» **SOURCE DOCUMENT**
— begin —
# Pressed Glass Cup, C or G Gunther Williams NY



## harryr1961 (Nov 23, 2013)

Hello All!  I recently acquired this little cup.  Clear glass, pressed in a mold, green streak, one flat side.  It resembles a dosage cup/cap.  Embossed on base C or G Gunther Williams NY.  One side looks like carnival glass, from what I don't know.  Any help on the company or origins would be great.


----------



## botlguy (Nov 23, 2013)

It looks as though it was designed to attach or abut something with that flat side. Additional pictures might help pin it down.


----------



## surfaceone (Nov 23, 2013)

Hey Harry, It looks like a birdcage watering / feeding appliance, missing attachment points, to me. 
	

	
	
		
		

		
		
	


	


http://pages.northforkpets.com/11570/PictPage/1922275653.html


----------



## epackage (Nov 24, 2013)

Bird feeder/water bowl


----------



## harryr1961 (Nov 24, 2013)

Good job gentlemen!  Here is a link to a whole one on EBay.  http://www.ebay.com/itm/Vintage-G-GUNTHER-Bird-Cage-Feeder-Drinker-Tin-Hook-Glass-Cup-/261159948201?pt=LH_DefaultDomain_0&hash=item3cce588fa9. Harry


----------
— end —
» **THE PROBLEM**
In the thread about the pressed glass cup, why does botlguy think the cup was made to attach to or abut something? Please answer in one to three sentences. The material that follows the cup thread isn't needed for anything here.

» **ENTRIES SHOWN**
— begin —
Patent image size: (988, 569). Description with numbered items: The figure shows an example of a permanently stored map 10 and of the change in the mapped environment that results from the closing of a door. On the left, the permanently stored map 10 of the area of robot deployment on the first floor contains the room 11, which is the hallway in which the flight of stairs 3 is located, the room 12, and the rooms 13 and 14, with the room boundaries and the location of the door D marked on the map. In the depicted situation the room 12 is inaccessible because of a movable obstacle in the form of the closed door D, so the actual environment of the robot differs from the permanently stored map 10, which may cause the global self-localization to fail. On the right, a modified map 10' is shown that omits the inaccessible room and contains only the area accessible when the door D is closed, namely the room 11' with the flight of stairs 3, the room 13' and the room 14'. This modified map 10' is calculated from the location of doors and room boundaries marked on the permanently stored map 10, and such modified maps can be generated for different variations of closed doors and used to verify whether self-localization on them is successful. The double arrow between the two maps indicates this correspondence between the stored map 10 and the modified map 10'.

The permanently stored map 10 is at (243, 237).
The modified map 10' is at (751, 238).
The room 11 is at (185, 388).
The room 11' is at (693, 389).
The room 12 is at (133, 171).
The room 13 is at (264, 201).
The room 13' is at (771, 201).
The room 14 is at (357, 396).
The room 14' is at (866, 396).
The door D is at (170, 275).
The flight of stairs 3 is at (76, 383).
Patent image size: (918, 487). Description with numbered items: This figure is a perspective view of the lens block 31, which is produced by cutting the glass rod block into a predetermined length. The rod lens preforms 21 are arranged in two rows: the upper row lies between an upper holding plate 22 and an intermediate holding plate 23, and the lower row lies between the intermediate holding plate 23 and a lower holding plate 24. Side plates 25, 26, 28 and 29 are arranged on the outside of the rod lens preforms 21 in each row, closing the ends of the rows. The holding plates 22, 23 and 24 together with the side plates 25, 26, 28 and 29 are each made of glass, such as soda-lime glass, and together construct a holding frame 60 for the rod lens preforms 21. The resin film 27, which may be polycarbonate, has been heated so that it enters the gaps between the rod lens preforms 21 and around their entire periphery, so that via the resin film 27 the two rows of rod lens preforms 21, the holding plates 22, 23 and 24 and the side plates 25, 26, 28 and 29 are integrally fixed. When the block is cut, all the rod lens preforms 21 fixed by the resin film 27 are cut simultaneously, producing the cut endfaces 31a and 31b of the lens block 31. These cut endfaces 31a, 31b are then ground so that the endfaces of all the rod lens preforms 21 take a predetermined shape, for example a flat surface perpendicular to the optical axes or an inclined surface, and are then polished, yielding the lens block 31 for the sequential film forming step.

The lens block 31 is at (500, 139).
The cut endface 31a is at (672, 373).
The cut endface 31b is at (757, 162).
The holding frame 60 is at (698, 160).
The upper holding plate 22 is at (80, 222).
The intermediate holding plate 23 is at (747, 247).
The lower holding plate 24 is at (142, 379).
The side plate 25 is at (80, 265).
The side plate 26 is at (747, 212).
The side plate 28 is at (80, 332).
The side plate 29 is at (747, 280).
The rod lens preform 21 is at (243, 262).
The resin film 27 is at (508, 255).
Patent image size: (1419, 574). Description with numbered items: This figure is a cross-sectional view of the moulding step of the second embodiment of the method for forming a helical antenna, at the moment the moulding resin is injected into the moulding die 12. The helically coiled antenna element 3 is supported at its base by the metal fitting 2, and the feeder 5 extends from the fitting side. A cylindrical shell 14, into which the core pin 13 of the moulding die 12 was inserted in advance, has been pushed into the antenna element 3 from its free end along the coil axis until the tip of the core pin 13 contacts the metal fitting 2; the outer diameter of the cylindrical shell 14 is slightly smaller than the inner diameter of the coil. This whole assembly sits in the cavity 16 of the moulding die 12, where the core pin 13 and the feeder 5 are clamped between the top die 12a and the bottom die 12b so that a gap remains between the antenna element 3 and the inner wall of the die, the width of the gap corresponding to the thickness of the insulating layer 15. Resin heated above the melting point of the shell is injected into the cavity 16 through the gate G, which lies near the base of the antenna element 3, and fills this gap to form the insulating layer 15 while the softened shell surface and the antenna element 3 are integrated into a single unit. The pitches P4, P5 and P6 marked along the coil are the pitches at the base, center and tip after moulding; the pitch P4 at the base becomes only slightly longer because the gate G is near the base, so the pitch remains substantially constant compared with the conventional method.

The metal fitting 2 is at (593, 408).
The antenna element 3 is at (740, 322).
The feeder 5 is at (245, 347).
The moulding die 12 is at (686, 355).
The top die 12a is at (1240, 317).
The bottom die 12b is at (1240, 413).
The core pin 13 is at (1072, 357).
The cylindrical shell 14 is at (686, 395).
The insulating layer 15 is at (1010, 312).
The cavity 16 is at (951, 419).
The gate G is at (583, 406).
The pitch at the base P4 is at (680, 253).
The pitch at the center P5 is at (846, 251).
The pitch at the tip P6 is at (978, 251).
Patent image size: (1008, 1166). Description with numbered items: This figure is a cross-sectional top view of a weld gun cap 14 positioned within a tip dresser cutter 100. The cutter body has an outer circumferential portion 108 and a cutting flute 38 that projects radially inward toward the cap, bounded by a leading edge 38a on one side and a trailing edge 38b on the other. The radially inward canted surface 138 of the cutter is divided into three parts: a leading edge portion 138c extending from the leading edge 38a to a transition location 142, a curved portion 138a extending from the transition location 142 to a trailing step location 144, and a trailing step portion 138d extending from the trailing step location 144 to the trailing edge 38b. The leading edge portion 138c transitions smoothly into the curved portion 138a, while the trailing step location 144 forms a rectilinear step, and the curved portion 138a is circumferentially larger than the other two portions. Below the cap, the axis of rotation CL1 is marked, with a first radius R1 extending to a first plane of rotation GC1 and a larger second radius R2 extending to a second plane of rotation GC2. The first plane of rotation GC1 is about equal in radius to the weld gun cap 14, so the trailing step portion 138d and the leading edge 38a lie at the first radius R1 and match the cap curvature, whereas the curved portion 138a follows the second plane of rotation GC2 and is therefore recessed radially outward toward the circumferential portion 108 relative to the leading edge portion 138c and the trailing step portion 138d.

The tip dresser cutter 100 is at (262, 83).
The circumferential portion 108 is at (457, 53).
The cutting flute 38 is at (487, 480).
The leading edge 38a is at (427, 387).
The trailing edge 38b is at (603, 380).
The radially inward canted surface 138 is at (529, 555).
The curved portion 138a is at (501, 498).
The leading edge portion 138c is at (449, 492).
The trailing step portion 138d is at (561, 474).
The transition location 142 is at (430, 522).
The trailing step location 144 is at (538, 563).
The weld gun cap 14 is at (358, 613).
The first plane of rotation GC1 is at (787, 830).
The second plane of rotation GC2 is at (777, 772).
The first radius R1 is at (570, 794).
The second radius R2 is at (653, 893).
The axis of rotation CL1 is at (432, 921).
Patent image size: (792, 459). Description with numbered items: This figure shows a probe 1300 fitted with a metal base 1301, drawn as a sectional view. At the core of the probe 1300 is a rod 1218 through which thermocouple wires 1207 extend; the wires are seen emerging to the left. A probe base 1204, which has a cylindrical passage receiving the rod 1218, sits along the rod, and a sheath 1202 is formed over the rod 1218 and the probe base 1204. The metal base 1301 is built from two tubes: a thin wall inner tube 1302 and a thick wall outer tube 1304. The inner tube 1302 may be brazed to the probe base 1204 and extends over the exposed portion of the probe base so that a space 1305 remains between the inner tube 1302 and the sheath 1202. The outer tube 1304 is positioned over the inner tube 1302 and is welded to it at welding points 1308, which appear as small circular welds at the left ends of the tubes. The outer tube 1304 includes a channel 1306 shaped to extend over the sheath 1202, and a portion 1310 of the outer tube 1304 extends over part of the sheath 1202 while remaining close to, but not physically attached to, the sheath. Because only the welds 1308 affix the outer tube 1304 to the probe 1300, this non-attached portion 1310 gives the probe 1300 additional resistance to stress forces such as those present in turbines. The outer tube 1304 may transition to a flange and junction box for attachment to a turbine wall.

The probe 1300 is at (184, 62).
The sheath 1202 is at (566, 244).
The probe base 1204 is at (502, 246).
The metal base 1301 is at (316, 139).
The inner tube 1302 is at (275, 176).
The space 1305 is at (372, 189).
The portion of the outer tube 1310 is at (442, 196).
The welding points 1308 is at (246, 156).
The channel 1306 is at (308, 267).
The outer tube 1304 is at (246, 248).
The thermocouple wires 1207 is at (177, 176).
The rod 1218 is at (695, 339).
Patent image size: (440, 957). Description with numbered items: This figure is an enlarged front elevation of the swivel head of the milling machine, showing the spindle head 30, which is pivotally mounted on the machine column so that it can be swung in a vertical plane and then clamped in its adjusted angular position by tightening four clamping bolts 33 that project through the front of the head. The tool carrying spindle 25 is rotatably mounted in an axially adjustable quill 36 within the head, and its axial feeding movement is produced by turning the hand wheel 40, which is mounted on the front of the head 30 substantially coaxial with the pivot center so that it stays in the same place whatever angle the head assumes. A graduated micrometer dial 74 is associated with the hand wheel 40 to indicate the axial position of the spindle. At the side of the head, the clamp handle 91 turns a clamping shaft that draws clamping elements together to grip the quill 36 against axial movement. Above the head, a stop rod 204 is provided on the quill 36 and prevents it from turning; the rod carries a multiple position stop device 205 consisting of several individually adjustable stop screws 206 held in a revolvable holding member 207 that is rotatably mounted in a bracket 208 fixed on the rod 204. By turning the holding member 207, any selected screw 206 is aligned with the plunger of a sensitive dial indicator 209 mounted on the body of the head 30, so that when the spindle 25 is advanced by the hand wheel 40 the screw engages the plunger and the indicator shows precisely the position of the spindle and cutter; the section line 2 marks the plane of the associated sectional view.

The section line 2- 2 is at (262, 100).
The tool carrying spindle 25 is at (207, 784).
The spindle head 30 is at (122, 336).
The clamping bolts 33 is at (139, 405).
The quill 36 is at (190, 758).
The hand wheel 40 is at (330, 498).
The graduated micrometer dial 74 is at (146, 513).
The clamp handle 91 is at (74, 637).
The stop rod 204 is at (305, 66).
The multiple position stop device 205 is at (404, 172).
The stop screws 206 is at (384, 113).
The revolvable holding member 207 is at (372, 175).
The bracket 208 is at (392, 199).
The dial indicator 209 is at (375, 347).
— end —
» **SOLUTION TO THE PROBLEM**
Botlguy bases the idea on the cup's flat side, which suggests it was designed to fit against or attach to something. He adds that more pictures might help identify it.